**Chart and figure data:**

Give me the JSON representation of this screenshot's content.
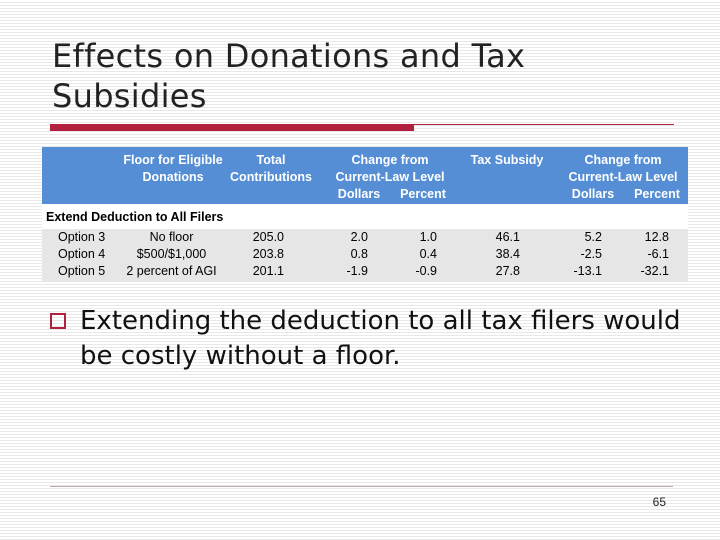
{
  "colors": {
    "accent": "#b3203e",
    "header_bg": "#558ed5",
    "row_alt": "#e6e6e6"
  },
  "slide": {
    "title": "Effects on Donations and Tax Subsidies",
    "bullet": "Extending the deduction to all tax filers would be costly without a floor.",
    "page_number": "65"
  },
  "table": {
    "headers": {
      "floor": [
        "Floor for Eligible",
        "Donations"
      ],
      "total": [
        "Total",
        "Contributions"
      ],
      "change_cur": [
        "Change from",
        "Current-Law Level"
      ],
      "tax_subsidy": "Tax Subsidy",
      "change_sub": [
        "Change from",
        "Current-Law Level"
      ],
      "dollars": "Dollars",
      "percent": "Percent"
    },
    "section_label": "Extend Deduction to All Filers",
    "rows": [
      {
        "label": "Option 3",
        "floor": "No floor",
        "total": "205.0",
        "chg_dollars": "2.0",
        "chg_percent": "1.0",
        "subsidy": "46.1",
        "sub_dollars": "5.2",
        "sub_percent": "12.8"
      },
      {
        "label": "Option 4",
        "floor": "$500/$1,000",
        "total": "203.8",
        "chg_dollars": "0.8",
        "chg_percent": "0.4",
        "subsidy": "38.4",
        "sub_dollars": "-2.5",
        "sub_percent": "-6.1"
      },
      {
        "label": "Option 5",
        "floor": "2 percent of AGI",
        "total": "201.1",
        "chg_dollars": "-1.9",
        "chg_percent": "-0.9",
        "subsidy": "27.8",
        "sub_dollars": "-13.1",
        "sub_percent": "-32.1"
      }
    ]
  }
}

==

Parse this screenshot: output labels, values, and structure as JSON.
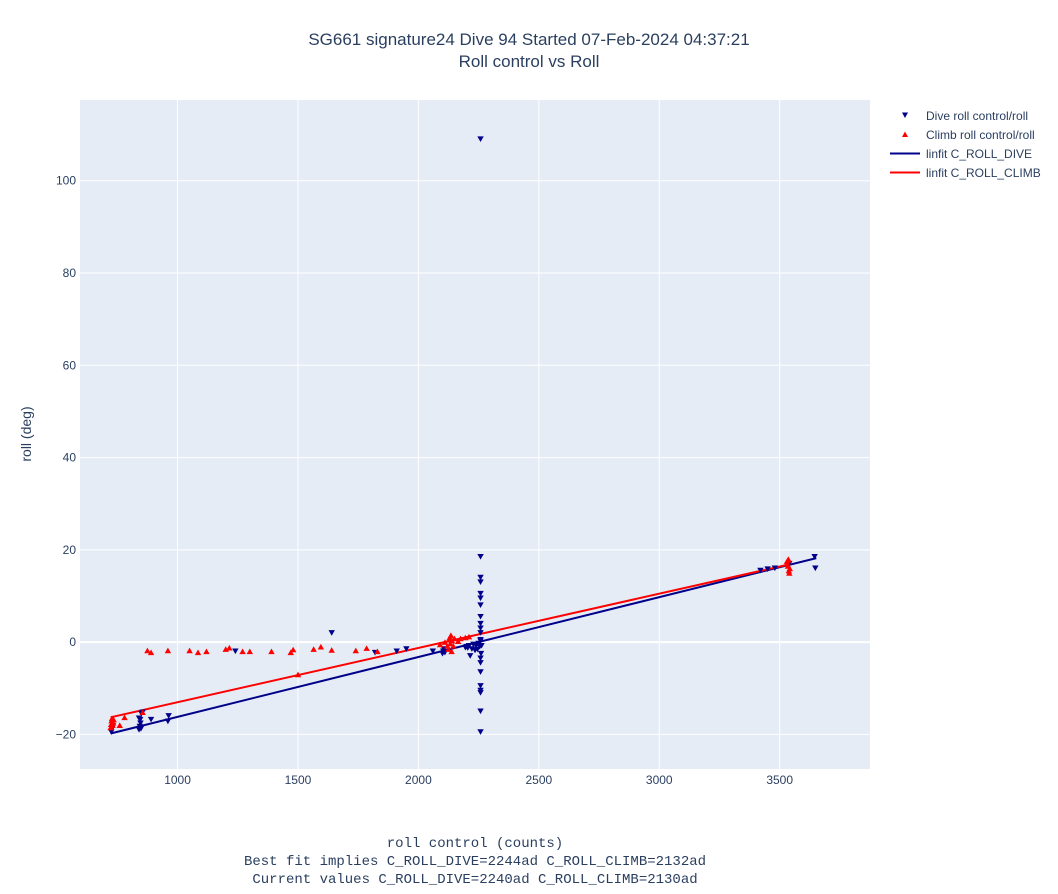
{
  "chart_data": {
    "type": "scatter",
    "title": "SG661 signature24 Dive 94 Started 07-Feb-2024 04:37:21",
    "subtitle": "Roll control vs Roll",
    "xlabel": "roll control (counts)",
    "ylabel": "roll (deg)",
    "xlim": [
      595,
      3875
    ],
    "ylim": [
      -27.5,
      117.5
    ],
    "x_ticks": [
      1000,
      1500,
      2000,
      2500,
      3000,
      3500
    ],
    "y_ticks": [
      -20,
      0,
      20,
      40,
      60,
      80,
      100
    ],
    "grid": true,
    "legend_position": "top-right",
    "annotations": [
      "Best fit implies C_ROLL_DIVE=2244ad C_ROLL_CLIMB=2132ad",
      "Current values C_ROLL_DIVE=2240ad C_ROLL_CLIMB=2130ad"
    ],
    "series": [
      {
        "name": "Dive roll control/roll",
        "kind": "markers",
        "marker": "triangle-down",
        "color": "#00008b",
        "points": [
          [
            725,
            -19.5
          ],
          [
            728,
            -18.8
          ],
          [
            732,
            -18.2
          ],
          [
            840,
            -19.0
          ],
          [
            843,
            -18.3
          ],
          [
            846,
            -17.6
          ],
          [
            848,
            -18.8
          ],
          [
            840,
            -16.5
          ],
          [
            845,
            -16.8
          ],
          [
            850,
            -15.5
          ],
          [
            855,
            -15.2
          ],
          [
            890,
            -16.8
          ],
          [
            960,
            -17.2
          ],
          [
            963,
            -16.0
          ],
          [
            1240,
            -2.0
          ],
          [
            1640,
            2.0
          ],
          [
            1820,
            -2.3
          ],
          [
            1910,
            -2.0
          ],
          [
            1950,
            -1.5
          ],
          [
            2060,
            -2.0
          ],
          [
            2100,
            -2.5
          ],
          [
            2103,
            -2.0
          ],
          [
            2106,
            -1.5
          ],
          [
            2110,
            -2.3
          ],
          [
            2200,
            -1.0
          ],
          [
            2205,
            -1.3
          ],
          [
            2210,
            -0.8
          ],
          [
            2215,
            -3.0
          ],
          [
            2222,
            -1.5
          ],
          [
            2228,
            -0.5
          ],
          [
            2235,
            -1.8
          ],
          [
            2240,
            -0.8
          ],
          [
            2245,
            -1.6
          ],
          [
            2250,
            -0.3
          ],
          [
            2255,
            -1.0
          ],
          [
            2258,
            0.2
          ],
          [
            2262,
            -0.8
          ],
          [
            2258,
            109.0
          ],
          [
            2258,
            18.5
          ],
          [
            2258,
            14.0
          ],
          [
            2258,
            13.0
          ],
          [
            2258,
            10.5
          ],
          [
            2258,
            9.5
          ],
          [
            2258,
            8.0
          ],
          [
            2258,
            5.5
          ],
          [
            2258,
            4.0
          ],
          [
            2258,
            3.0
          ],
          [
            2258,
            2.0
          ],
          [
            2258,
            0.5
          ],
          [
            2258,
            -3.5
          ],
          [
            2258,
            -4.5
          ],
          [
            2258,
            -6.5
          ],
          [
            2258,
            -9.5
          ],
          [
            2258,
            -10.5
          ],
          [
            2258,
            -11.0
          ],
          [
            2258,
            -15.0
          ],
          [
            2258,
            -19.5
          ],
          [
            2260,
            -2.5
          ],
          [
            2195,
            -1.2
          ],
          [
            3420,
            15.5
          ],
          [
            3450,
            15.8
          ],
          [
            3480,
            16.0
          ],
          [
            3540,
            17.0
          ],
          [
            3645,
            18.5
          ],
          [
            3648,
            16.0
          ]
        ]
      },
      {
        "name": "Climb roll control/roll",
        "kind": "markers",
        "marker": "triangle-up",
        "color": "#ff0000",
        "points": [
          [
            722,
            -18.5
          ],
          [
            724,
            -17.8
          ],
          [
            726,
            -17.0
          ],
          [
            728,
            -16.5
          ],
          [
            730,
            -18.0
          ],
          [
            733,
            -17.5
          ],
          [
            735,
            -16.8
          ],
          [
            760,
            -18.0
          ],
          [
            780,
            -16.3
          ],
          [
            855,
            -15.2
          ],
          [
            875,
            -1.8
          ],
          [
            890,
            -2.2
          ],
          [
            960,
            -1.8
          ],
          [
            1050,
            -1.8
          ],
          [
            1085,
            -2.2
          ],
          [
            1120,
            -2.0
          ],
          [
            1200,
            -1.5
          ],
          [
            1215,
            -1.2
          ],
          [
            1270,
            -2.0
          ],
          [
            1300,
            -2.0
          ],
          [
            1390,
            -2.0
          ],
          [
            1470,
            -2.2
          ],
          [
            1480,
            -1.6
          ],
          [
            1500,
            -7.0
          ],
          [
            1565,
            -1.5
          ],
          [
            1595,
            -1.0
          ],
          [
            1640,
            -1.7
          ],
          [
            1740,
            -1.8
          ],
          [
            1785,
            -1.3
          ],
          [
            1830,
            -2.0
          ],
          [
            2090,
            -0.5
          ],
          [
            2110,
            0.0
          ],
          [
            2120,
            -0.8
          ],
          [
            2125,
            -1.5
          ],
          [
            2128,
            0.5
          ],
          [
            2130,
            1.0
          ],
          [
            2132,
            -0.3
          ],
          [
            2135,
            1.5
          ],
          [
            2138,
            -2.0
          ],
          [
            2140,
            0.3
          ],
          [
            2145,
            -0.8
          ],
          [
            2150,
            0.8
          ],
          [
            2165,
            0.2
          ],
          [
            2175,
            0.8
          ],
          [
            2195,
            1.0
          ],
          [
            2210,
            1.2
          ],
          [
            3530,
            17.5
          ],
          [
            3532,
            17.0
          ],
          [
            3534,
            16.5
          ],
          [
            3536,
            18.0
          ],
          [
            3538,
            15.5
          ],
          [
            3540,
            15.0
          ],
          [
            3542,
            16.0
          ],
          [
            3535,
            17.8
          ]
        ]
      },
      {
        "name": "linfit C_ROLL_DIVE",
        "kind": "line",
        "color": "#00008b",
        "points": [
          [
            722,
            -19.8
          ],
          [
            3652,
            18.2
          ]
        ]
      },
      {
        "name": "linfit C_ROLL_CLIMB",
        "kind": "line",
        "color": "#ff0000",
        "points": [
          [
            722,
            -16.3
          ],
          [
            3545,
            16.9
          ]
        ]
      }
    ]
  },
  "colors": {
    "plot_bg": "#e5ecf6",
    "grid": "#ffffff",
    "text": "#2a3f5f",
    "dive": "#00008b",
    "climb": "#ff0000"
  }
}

**Set problem:**
State, as a number only, how many lines in the entries include "values".

**Finished task:**
2